--- Begin Given records ---

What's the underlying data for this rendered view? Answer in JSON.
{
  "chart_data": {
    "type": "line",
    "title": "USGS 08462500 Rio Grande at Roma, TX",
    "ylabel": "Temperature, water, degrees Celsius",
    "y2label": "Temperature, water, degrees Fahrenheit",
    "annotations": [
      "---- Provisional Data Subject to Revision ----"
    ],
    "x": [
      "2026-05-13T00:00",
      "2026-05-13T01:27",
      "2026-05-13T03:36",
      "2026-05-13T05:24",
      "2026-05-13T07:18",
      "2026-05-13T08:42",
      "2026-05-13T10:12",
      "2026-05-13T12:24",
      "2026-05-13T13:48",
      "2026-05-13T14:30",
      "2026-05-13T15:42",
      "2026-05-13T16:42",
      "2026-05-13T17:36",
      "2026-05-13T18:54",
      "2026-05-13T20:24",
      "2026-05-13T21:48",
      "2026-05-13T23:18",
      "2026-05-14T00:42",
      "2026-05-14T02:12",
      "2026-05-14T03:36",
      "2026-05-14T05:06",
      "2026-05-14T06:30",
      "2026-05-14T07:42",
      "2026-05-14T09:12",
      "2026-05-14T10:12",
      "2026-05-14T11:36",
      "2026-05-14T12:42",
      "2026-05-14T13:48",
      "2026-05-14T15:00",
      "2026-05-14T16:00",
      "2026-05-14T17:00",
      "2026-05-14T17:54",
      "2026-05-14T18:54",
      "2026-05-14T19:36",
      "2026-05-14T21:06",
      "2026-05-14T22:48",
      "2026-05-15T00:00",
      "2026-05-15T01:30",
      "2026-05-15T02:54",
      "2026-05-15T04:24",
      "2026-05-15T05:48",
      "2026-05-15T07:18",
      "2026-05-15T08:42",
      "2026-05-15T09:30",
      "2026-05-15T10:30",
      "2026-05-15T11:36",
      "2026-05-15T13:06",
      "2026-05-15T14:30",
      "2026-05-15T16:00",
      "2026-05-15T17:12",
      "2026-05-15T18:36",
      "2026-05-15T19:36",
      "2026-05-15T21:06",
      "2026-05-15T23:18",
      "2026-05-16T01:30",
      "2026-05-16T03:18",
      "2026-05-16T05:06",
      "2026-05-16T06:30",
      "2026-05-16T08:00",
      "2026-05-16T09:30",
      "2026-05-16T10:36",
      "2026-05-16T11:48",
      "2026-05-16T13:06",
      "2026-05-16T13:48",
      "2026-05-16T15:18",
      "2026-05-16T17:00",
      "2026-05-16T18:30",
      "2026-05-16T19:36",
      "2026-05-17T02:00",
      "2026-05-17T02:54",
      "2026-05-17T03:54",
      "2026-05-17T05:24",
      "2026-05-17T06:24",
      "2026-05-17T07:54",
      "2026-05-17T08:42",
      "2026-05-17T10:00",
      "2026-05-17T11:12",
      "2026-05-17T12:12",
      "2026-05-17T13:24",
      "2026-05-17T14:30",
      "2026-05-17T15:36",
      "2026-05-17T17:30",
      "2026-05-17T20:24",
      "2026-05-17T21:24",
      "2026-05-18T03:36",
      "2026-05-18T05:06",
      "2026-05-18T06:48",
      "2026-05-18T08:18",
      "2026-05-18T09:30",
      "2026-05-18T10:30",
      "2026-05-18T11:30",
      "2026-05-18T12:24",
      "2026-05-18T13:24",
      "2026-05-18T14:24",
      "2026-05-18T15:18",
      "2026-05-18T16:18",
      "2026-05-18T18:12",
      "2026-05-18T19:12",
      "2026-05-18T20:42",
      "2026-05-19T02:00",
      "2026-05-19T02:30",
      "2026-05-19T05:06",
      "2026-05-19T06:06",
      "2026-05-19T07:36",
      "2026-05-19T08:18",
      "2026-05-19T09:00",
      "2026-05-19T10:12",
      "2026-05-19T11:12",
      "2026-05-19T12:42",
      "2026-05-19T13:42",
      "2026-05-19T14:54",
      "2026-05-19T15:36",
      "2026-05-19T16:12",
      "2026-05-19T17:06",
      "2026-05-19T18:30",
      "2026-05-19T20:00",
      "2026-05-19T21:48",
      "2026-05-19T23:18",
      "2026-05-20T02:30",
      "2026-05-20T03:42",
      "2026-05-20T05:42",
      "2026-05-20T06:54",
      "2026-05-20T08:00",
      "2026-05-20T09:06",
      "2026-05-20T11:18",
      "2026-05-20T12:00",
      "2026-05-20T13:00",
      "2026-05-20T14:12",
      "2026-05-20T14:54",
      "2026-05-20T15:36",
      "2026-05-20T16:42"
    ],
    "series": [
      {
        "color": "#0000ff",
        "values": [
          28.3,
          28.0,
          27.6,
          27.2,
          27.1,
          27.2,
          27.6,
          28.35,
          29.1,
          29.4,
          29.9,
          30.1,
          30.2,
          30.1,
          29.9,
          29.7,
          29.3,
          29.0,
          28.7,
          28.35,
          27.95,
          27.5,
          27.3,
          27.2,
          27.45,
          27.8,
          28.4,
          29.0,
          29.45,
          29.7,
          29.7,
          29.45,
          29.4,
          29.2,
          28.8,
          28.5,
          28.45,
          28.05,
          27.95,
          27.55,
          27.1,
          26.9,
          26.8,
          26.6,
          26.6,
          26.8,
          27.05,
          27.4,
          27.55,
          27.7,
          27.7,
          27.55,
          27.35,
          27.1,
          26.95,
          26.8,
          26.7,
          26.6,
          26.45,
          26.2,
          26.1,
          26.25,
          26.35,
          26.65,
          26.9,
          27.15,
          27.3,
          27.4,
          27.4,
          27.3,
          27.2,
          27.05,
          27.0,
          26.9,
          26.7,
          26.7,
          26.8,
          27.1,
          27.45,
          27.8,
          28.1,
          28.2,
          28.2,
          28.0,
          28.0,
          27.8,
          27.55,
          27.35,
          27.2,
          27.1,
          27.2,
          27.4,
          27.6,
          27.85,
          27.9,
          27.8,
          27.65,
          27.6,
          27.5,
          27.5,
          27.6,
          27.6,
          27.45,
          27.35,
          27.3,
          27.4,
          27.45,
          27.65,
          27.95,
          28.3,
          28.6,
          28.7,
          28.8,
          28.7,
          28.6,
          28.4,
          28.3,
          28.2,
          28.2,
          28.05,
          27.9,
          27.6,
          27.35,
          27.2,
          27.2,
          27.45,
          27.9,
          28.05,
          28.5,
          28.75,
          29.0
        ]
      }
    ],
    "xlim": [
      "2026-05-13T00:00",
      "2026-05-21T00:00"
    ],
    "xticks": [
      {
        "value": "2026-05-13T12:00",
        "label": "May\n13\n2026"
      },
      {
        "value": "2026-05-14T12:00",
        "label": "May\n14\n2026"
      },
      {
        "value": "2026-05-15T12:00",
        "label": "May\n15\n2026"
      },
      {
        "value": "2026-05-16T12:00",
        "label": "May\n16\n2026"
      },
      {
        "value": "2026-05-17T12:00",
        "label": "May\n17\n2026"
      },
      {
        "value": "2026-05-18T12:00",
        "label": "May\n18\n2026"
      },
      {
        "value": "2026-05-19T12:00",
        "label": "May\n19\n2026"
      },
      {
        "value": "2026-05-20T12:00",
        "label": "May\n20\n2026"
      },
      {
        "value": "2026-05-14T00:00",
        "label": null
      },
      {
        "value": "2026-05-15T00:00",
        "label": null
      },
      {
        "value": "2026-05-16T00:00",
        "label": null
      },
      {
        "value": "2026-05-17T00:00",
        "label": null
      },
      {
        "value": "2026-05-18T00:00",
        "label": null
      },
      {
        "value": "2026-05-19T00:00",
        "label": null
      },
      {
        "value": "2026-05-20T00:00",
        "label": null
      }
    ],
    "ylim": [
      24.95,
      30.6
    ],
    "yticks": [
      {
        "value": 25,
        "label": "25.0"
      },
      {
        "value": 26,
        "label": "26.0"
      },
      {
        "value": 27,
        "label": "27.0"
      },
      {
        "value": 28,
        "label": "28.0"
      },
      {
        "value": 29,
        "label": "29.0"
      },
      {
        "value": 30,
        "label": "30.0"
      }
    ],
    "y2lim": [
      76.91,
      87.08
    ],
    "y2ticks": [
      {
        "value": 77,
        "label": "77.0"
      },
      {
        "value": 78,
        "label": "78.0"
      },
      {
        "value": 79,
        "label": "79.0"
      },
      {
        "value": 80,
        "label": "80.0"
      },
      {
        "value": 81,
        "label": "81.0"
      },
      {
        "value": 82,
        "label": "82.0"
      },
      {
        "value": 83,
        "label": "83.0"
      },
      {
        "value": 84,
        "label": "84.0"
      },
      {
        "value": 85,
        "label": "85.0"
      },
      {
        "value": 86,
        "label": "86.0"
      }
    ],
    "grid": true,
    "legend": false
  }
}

--- End Given records ---

# Task instructions
Find all the lines containing "water" in the material, then copy them.

# Full response
    "ylabel": "Temperature, water, degrees Celsius",
    "y2label": "Temperature, water, degrees Fahrenheit",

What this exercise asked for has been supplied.